__Prompt__: Exclude images, then output the remaining data verbatim.

Stored records:
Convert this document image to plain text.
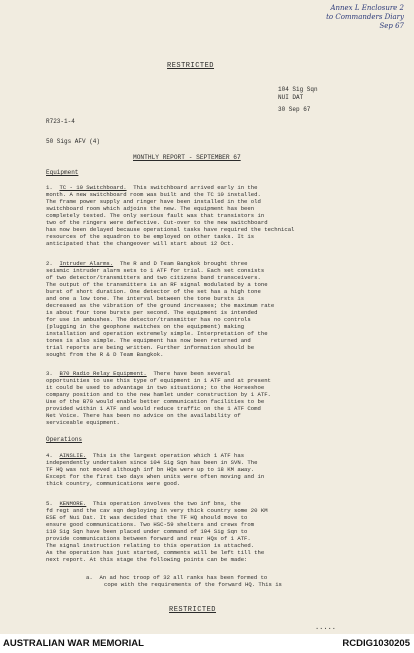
Annex L Enclosure 2
to Commanders Diary
Sep 67
RESTRICTED
104 Sig Sqn
NUI DAT
30 Sep 67
R723-1-4
50 Sigs AFV (4)
MONTHLY REPORT - SEPTEMBER 67
Equipment
1. TC - 10 Switchboard. This switchboard arrived early in the
month. A new switchboard room was built and the TC 10 installed.
The frame power supply and ringer have been installed in the old
switchboard room which adjoins the new. The equipment has been
completely tested. The only serious fault was that transistors in
two of the ringers were defective. Cut-over to the new switchboard
has now been delayed because operational tasks have required the technical
resources of the squadron to be employed on other tasks. It is
anticipated that the changeover will start about 12 Oct.
2. Intruder Alarms. The R and D Team Bangkok brought three
seismic intruder alarm sets to 1 ATF for trial. Each set consists
of two detector/transmitters and two citizens band transceivers.
The output of the transmitters is an RF signal modulated by a tone
burst of short duration. One detector of the set has a high tone
and one a low tone. The interval between the tone bursts is
decreased as the vibration of the ground increases; the maximum rate
is about four tone bursts per second. The equipment is intended
for use in ambushes. The detector/transmitter has no controls
(plugging in the geophone switches on the equipment) making
installation and operation extremely simple. Interpretation of the
tones is also simple. The equipment has now been returned and
trial reports are being written. Further information should be
sought from the R & D Team Bangkok.
3. B70 Radio Relay Equipment. There have been several
opportunities to use this type of equipment in 1 ATF and at present
it could be used to advantage in two situations; to the Horseshoe
company position and to the new hamlet under construction by 1 ATF.
Use of the B70 would enable better communication facilities to be
provided within 1 ATF and would reduce traffic on the 1 ATF Comd
Net Voice. There has been no advice on the availability of
serviceable equipment.
Operations
4. AINSLIE. This is the largest operation which 1 ATF has
independently undertaken since 104 Sig Sqn has been in SVN. The
TF HQ was not moved although inf bn HQs were up to 18 KM away.
Except for the first two days when units were often moving and in
thick country, communications were good.
5. KENMORE. This operation involves the two inf bns, the
fd regt and the cav sqn deploying in very thick country some 20 KM
ESE of Nui Dat. It was decided that the TF HQ should move to
ensure good communications. Two HSC-59 shelters and crews from
110 Sig Sqn have been placed under command of 104 Sig Sqn to
provide communications between forward and rear HQs of 1 ATF.
The signal instruction relating to this operation is attached.
As the operation has just started, comments will be left till the
next report. At this stage the following points can be made:
a. An ad hoc troop of 32 all ranks has been formed to
cope with the requirements of the forward HQ. This is
RESTRICTED
.....
AUSTRALIAN WAR MEMORIAL	RCDIG1030205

__Answer to this exercise__:
Convert this document image to plain text.
Annex L Enclosure 2
to Commanders Diary
Sep 67
RESTRICTED
104 Sig Sqn
NUI DAT
30 Sep 67
R723-1-4
50 Sigs AFV (4)
MONTHLY REPORT - SEPTEMBER 67
Equipment
1. TC - 10 Switchboard. This switchboard arrived early in the
month. A new switchboard room was built and the TC 10 installed.
The frame power supply and ringer have been installed in the old
switchboard room which adjoins the new. The equipment has been
completely tested. The only serious fault was that transistors in
two of the ringers were defective. Cut-over to the new switchboard
has now been delayed because operational tasks have required the technical
resources of the squadron to be employed on other tasks. It is
anticipated that the changeover will start about 12 Oct.
2. Intruder Alarms. The R and D Team Bangkok brought three
seismic intruder alarm sets to 1 ATF for trial. Each set consists
of two detector/transmitters and two citizens band transceivers.
The output of the transmitters is an RF signal modulated by a tone
burst of short duration. One detector of the set has a high tone
and one a low tone. The interval between the tone bursts is
decreased as the vibration of the ground increases; the maximum rate
is about four tone bursts per second. The equipment is intended
for use in ambushes. The detector/transmitter has no controls
(plugging in the geophone switches on the equipment) making
installation and operation extremely simple. Interpretation of the
tones is also simple. The equipment has now been returned and
trial reports are being written. Further information should be
sought from the R & D Team Bangkok.
3. B70 Radio Relay Equipment. There have been several
opportunities to use this type of equipment in 1 ATF and at present
it could be used to advantage in two situations; to the Horseshoe
company position and to the new hamlet under construction by 1 ATF.
Use of the B70 would enable better communication facilities to be
provided within 1 ATF and would reduce traffic on the 1 ATF Comd
Net Voice. There has been no advice on the availability of
serviceable equipment.
Operations
4. AINSLIE. This is the largest operation which 1 ATF has
independently undertaken since 104 Sig Sqn has been in SVN. The
TF HQ was not moved although inf bn HQs were up to 18 KM away.
Except for the first two days when units were often moving and in
thick country, communications were good.
5. KENMORE. This operation involves the two inf bns, the
fd regt and the cav sqn deploying in very thick country some 20 KM
ESE of Nui Dat. It was decided that the TF HQ should move to
ensure good communications. Two HSC-59 shelters and crews from
110 Sig Sqn have been placed under command of 104 Sig Sqn to
provide communications between forward and rear HQs of 1 ATF.
The signal instruction relating to this operation is attached.
As the operation has just started, comments will be left till the
next report. At this stage the following points can be made:
a. An ad hoc troop of 32 all ranks has been formed to
cope with the requirements of the forward HQ. This is
RESTRICTED
.....
AUSTRALIAN WAR MEMORIAL	RCDIG1030205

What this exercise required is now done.